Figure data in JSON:
____________________
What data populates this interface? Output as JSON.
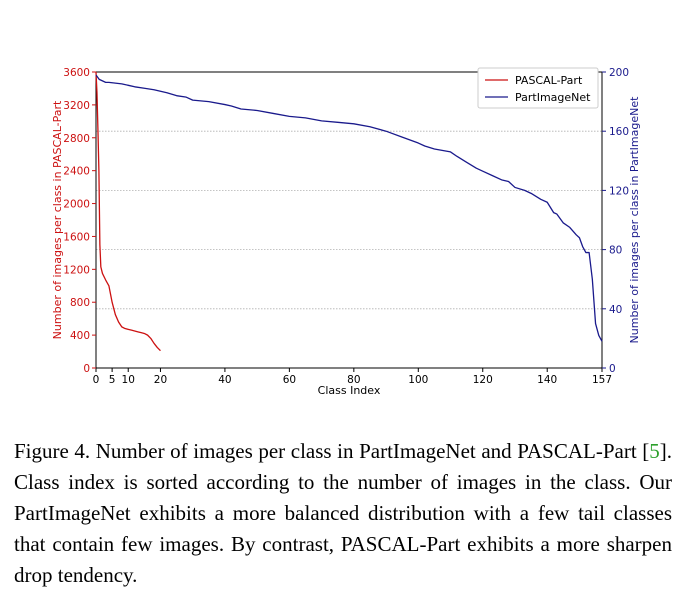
{
  "chart_data": {
    "type": "line",
    "xlabel": "Class Index",
    "ylabel_left": "Number of images per class in PASCAL-Part",
    "ylabel_right": "Number of images per class in PartImageNet",
    "x_ticks": [
      "0",
      "5",
      "10",
      "20",
      "40",
      "60",
      "80",
      "100",
      "120",
      "140",
      "157"
    ],
    "xlim": [
      0,
      157
    ],
    "y_left_ticks": [
      "0",
      "400",
      "800",
      "1200",
      "1600",
      "2000",
      "2400",
      "2800",
      "3200",
      "3600"
    ],
    "y_left_lim": [
      0,
      3600
    ],
    "y_right_ticks": [
      "0",
      "40",
      "80",
      "120",
      "160",
      "200"
    ],
    "y_right_lim": [
      0,
      200
    ],
    "grid": "horizontal dotted at right-axis ticks",
    "legend_position": "top-right",
    "colors": {
      "pascal": "#cc1111",
      "partimagenet": "#1a1a8c"
    },
    "series": [
      {
        "name": "PASCAL-Part",
        "axis": "left",
        "x": [
          0,
          0.3,
          0.6,
          0.9,
          1.2,
          1.5,
          2,
          3,
          4,
          5,
          6,
          7,
          8,
          9,
          10,
          11,
          12,
          13,
          14,
          15,
          16,
          17,
          18,
          19,
          20
        ],
        "y": [
          3600,
          3350,
          2900,
          2400,
          1500,
          1230,
          1150,
          1070,
          1000,
          800,
          650,
          560,
          500,
          480,
          470,
          460,
          450,
          440,
          430,
          420,
          400,
          360,
          300,
          250,
          210
        ]
      },
      {
        "name": "PartImageNet",
        "axis": "right",
        "x": [
          0,
          1,
          2,
          3,
          4,
          8,
          10,
          12,
          15,
          18,
          20,
          22,
          25,
          28,
          30,
          35,
          40,
          42,
          45,
          50,
          55,
          60,
          65,
          70,
          75,
          80,
          85,
          90,
          95,
          100,
          102,
          105,
          110,
          112,
          115,
          118,
          120,
          123,
          126,
          128,
          130,
          133,
          135,
          138,
          140,
          142,
          143,
          145,
          147,
          149,
          150,
          151,
          152,
          153,
          154,
          155,
          156,
          157
        ],
        "y": [
          198,
          195,
          194,
          193,
          193,
          192,
          191,
          190,
          189,
          188,
          187,
          186,
          184,
          183,
          181,
          180,
          178,
          177,
          175,
          174,
          172,
          170,
          169,
          167,
          166,
          165,
          163,
          160,
          156,
          152,
          150,
          148,
          146,
          143,
          139,
          135,
          133,
          130,
          127,
          126,
          122,
          120,
          118,
          114,
          112,
          105,
          104,
          98,
          95,
          90,
          88,
          82,
          78,
          78,
          60,
          30,
          22,
          18
        ]
      }
    ]
  },
  "caption": {
    "prefix": "Figure 4.  Number of images per class in PartImageNet and PASCAL-Part [",
    "ref": "5",
    "suffix": "].  Class index is sorted according to the number of images in the class.  Our PartImageNet exhibits a more balanced distribution with a few tail classes that contain few images. By contrast, PASCAL-Part exhibits a more sharpen drop tendency."
  }
}
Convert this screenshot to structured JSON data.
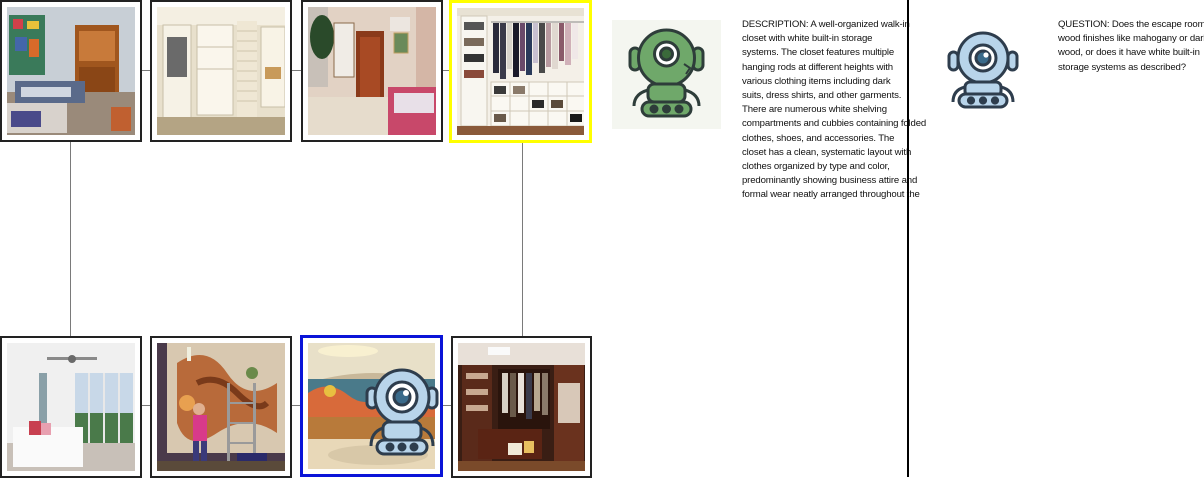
{
  "tiles": [
    {
      "name": "bedroom-messy",
      "highlight": "none"
    },
    {
      "name": "closet-white-shelves",
      "highlight": "none"
    },
    {
      "name": "bedroom-armoire",
      "highlight": "none"
    },
    {
      "name": "walk-in-closet-white",
      "highlight": "yellow"
    },
    {
      "name": "bedroom-bright",
      "highlight": "none"
    },
    {
      "name": "mural-painter",
      "highlight": "none"
    },
    {
      "name": "lobby-mural",
      "highlight": "blue"
    },
    {
      "name": "dark-wood-closet",
      "highlight": "none"
    }
  ],
  "colors": {
    "highlight_current": "#ffff00",
    "highlight_agent": "#0a14d8",
    "robot_green": "#6fa86a",
    "robot_blue": "#b8d4ea"
  },
  "description": {
    "text": "DESCRIPTION: A well-organized walk-in\ncloset with white built-in storage\nsystems. The closet features multiple\nhanging rods at different heights with\nvarious clothing items including dark\nsuits, dress shirts, and other garments.\nThere are numerous white shelving\ncompartments and cubbies containing folded\nclothes, shoes, and accessories. The\ncloset has a clean, systematic layout with\nclothes organized by type and color,\npredominantly showing business attire and\nformal wear neatly arranged throughout the"
  },
  "question": {
    "text": "QUESTION: Does the escape room have\nwood finishes like mahogany or dark\nwood, or does it have white built-in\nstorage systems as described?"
  },
  "icons": {
    "describer": "robot-green-icon",
    "asker": "robot-blue-icon"
  }
}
____________________
*EXERCISE DESCRIPTION:*
Leave out the pictures and reproduce the rest of the listing exactly.

*RESPONSE:*
What data populates this interface? Output as JSON.
{
  "chart_data": {
    "type": "line",
    "xlabel": "Class Index",
    "ylabel_left": "Number of images per class in PASCAL-Part",
    "ylabel_right": "Number of images per class in PartImageNet",
    "x_ticks": [
      "0",
      "5",
      "10",
      "20",
      "40",
      "60",
      "80",
      "100",
      "120",
      "140",
      "157"
    ],
    "xlim": [
      0,
      157
    ],
    "y_left_ticks": [
      "0",
      "400",
      "800",
      "1200",
      "1600",
      "2000",
      "2400",
      "2800",
      "3200",
      "3600"
    ],
    "y_left_lim": [
      0,
      3600
    ],
    "y_right_ticks": [
      "0",
      "40",
      "80",
      "120",
      "160",
      "200"
    ],
    "y_right_lim": [
      0,
      200
    ],
    "grid": "horizontal dotted at right-axis ticks",
    "legend_position": "top-right",
    "colors": {
      "pascal": "#cc1111",
      "partimagenet": "#1a1a8c"
    },
    "series": [
      {
        "name": "PASCAL-Part",
        "axis": "left",
        "x": [
          0,
          0.3,
          0.6,
          0.9,
          1.2,
          1.5,
          2,
          3,
          4,
          5,
          6,
          7,
          8,
          9,
          10,
          11,
          12,
          13,
          14,
          15,
          16,
          17,
          18,
          19,
          20
        ],
        "y": [
          3600,
          3350,
          2900,
          2400,
          1500,
          1230,
          1150,
          1070,
          1000,
          800,
          650,
          560,
          500,
          480,
          470,
          460,
          450,
          440,
          430,
          420,
          400,
          360,
          300,
          250,
          210
        ]
      },
      {
        "name": "PartImageNet",
        "axis": "right",
        "x": [
          0,
          1,
          2,
          3,
          4,
          8,
          10,
          12,
          15,
          18,
          20,
          22,
          25,
          28,
          30,
          35,
          40,
          42,
          45,
          50,
          55,
          60,
          65,
          70,
          75,
          80,
          85,
          90,
          95,
          100,
          102,
          105,
          110,
          112,
          115,
          118,
          120,
          123,
          126,
          128,
          130,
          133,
          135,
          138,
          140,
          142,
          143,
          145,
          147,
          149,
          150,
          151,
          152,
          153,
          154,
          155,
          156,
          157
        ],
        "y": [
          198,
          195,
          194,
          193,
          193,
          192,
          191,
          190,
          189,
          188,
          187,
          186,
          184,
          183,
          181,
          180,
          178,
          177,
          175,
          174,
          172,
          170,
          169,
          167,
          166,
          165,
          163,
          160,
          156,
          152,
          150,
          148,
          146,
          143,
          139,
          135,
          133,
          130,
          127,
          126,
          122,
          120,
          118,
          114,
          112,
          105,
          104,
          98,
          95,
          90,
          88,
          82,
          78,
          78,
          60,
          30,
          22,
          18
        ]
      }
    ]
  },
  "caption": {
    "prefix": "Figure 4.  Number of images per class in PartImageNet and PASCAL-Part [",
    "ref": "5",
    "suffix": "].  Class index is sorted according to the number of images in the class.  Our PartImageNet exhibits a more balanced distribution with a few tail classes that contain few images. By contrast, PASCAL-Part exhibits a more sharpen drop tendency."
  }
}
Convert this screenshot to structured JSON data.
{
  "tiles": [
    {
      "name": "bedroom-messy",
      "highlight": "none"
    },
    {
      "name": "closet-white-shelves",
      "highlight": "none"
    },
    {
      "name": "bedroom-armoire",
      "highlight": "none"
    },
    {
      "name": "walk-in-closet-white",
      "highlight": "yellow"
    },
    {
      "name": "bedroom-bright",
      "highlight": "none"
    },
    {
      "name": "mural-painter",
      "highlight": "none"
    },
    {
      "name": "lobby-mural",
      "highlight": "blue"
    },
    {
      "name": "dark-wood-closet",
      "highlight": "none"
    }
  ],
  "colors": {
    "highlight_current": "#ffff00",
    "highlight_agent": "#0a14d8",
    "robot_green": "#6fa86a",
    "robot_blue": "#b8d4ea"
  },
  "description": {
    "text": "DESCRIPTION: A well-organized walk-in\ncloset with white built-in storage\nsystems. The closet features multiple\nhanging rods at different heights with\nvarious clothing items including dark\nsuits, dress shirts, and other garments.\nThere are numerous white shelving\ncompartments and cubbies containing folded\nclothes, shoes, and accessories. The\ncloset has a clean, systematic layout with\nclothes organized by type and color,\npredominantly showing business attire and\nformal wear neatly arranged throughout the"
  },
  "question": {
    "text": "QUESTION: Does the escape room have\nwood finishes like mahogany or dark\nwood, or does it have white built-in\nstorage systems as described?"
  },
  "icons": {
    "describer": "robot-green-icon",
    "asker": "robot-blue-icon"
  }
}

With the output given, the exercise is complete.